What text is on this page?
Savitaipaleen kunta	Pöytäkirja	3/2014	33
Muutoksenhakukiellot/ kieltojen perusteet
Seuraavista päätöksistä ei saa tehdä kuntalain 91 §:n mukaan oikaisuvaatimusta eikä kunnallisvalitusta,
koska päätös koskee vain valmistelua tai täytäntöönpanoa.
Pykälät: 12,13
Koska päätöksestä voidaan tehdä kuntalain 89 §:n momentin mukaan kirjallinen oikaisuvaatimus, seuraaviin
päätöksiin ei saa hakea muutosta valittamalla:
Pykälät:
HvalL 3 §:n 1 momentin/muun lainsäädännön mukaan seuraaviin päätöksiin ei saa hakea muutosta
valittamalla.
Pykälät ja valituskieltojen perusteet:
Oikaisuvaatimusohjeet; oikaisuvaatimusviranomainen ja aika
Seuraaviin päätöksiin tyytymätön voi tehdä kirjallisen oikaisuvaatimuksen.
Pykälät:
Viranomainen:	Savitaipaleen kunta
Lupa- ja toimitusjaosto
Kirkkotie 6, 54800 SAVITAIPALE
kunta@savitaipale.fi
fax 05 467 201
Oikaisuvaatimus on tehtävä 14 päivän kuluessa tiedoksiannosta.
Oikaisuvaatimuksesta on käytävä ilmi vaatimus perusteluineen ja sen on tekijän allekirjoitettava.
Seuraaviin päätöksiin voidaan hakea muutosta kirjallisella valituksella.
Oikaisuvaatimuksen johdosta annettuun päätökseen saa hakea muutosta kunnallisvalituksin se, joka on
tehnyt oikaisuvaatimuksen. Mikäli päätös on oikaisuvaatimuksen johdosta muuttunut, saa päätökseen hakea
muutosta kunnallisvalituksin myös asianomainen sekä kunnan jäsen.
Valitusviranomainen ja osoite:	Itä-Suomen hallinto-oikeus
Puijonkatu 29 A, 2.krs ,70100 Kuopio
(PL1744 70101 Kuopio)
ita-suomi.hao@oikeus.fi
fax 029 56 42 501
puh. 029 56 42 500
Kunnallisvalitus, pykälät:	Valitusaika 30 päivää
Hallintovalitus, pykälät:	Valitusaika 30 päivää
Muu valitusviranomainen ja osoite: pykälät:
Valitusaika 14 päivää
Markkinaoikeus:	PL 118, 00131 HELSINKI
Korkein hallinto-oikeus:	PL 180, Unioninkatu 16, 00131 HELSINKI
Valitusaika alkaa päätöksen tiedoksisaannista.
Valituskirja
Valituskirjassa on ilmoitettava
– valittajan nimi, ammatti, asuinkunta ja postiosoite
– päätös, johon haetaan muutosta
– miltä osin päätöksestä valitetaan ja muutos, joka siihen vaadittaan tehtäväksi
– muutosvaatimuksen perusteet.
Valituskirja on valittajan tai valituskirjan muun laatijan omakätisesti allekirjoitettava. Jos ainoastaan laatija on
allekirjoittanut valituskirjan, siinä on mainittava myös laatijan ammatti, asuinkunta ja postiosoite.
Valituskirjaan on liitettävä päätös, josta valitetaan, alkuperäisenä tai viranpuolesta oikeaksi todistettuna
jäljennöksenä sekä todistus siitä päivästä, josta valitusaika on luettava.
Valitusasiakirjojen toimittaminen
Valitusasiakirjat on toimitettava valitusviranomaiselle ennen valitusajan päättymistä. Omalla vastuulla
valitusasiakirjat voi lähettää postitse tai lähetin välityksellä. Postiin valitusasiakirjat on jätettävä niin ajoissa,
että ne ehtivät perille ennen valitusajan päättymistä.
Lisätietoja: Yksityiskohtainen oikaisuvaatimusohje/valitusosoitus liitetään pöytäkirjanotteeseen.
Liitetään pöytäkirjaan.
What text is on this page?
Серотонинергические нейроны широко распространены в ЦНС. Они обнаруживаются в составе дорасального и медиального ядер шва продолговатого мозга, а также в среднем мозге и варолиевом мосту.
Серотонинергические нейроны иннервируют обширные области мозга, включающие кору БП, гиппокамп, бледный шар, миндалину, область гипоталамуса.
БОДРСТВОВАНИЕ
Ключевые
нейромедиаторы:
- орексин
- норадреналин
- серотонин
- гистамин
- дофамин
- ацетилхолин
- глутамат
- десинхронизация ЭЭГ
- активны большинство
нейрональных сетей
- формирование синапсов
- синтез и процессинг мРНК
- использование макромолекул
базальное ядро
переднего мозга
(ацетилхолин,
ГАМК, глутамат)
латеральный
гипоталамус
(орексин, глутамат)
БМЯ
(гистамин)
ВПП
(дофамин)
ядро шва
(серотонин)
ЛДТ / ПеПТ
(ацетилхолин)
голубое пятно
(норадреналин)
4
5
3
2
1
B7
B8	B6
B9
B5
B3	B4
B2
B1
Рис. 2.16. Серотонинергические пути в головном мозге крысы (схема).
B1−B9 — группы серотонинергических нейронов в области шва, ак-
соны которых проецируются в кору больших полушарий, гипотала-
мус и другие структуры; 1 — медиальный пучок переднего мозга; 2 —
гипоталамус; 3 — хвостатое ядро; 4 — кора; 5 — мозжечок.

# REQUIRED WORK:
The answer must consist solely of the number of lines in the entries that contain the word "Savitaipaleen".

# FULL OUTPUT:
2